Report each line of the data that has "energia" somewhere in it.

** DATASET **
────────────────

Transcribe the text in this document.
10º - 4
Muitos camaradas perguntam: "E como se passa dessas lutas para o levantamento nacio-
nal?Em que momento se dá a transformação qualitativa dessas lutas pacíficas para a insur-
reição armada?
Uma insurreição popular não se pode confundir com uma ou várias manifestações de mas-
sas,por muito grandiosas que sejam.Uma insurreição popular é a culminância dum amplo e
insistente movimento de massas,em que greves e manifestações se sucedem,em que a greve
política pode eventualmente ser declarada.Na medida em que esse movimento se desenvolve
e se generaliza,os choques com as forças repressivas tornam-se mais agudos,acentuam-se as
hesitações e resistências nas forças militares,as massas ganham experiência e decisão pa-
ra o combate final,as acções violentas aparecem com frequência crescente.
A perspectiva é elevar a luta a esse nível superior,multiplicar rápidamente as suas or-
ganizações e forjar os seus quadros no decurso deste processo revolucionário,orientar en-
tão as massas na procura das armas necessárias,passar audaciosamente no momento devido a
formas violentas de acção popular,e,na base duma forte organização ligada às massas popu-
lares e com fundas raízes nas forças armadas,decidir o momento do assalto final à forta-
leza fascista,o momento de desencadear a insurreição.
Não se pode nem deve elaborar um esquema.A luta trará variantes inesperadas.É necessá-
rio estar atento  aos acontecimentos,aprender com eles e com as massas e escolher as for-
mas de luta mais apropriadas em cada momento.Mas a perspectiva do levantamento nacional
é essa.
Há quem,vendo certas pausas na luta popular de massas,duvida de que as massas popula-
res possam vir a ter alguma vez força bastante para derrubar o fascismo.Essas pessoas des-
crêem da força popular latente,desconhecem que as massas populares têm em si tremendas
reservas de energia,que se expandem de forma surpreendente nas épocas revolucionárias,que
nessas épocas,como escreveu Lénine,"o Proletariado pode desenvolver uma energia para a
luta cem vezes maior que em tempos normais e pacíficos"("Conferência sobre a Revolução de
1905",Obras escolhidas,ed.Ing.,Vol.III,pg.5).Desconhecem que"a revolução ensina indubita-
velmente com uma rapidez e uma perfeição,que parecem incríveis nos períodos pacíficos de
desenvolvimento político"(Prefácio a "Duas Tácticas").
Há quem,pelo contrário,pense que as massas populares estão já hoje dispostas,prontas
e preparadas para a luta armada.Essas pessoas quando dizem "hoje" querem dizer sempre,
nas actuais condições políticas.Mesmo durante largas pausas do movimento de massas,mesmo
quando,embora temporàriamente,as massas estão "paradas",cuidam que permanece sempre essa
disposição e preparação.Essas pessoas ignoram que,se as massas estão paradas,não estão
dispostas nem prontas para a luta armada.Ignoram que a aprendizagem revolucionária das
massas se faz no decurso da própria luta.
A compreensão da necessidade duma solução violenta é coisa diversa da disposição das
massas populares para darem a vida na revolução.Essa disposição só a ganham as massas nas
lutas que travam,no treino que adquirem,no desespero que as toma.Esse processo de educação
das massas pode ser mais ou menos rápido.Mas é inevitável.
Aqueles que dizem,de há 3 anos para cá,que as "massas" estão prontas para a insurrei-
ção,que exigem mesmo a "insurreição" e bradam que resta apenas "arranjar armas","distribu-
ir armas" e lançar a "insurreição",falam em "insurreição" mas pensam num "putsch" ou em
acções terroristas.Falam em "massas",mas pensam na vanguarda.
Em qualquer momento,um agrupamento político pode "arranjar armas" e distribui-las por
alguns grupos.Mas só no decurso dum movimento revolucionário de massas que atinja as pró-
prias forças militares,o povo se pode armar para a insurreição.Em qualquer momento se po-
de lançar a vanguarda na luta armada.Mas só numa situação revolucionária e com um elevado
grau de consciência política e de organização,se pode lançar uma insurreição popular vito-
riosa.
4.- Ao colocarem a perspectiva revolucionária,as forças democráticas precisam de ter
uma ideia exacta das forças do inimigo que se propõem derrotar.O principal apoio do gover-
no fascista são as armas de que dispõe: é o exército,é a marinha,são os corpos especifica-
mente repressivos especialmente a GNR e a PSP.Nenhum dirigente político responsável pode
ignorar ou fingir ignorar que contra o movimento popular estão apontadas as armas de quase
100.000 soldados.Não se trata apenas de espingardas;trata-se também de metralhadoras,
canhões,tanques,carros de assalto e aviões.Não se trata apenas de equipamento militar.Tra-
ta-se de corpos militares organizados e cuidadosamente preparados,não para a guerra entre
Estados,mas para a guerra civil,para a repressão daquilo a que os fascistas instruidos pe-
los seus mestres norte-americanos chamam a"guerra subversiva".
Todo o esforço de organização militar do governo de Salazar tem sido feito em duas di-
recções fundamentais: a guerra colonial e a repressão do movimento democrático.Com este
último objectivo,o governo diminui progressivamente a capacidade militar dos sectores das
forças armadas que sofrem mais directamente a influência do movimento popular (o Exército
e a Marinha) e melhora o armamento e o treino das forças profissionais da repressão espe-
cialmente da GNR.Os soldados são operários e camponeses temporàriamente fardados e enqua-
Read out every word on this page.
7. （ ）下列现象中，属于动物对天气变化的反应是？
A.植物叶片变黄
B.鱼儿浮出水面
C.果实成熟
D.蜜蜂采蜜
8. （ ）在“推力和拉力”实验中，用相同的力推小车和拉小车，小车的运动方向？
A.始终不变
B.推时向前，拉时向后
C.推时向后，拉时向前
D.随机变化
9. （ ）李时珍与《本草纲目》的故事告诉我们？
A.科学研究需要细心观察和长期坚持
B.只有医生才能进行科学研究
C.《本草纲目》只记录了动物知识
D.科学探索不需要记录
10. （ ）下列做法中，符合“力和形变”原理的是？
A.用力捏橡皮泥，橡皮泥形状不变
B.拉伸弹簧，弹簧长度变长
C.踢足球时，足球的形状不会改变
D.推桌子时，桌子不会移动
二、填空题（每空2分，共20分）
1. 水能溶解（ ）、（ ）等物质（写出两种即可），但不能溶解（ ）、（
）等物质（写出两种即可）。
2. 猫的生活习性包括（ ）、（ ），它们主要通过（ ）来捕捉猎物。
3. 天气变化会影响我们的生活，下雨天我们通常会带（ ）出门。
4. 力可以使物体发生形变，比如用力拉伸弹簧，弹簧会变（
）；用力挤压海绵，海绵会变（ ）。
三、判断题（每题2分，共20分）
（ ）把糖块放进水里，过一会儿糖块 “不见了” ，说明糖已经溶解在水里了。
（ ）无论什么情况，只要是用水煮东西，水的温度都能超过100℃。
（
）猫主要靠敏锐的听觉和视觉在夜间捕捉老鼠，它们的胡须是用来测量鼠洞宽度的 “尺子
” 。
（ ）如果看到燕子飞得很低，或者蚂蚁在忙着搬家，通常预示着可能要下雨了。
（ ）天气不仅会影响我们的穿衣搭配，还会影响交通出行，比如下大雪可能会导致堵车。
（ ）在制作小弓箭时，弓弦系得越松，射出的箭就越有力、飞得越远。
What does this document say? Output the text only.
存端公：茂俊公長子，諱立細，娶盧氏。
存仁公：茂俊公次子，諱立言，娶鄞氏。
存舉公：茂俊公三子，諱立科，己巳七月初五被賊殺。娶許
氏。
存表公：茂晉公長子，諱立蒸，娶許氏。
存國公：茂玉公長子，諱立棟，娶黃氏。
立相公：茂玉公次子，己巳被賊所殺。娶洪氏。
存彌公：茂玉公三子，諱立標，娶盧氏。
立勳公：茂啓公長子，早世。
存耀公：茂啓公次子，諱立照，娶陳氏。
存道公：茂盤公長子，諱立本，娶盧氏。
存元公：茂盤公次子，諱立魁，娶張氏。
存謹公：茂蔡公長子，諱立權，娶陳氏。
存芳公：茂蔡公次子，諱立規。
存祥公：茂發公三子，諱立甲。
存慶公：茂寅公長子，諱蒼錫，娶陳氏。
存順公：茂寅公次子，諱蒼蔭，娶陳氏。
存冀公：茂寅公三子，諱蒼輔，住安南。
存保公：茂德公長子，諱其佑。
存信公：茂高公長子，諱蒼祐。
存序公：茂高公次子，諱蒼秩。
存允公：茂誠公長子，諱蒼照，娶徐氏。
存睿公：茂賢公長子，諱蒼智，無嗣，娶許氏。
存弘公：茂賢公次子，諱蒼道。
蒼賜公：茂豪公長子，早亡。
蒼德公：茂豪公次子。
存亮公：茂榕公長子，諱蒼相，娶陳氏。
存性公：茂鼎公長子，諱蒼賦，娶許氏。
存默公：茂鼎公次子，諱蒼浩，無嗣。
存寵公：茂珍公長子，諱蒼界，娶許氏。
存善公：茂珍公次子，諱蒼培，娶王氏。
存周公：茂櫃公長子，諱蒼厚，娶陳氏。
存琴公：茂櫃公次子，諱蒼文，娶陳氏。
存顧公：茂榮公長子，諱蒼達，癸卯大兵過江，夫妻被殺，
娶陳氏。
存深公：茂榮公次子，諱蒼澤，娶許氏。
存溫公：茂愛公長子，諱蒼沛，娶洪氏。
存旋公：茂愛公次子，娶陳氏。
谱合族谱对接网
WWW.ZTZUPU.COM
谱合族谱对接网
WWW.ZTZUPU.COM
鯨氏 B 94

────────────────

** WRITTEN ANSWER **
reservas de energia,que se expandem de forma surpreendente nas épocas revolucionárias,que
nessas épocas,como escreveu Lénine,"o Proletariado pode desenvolver uma energia para a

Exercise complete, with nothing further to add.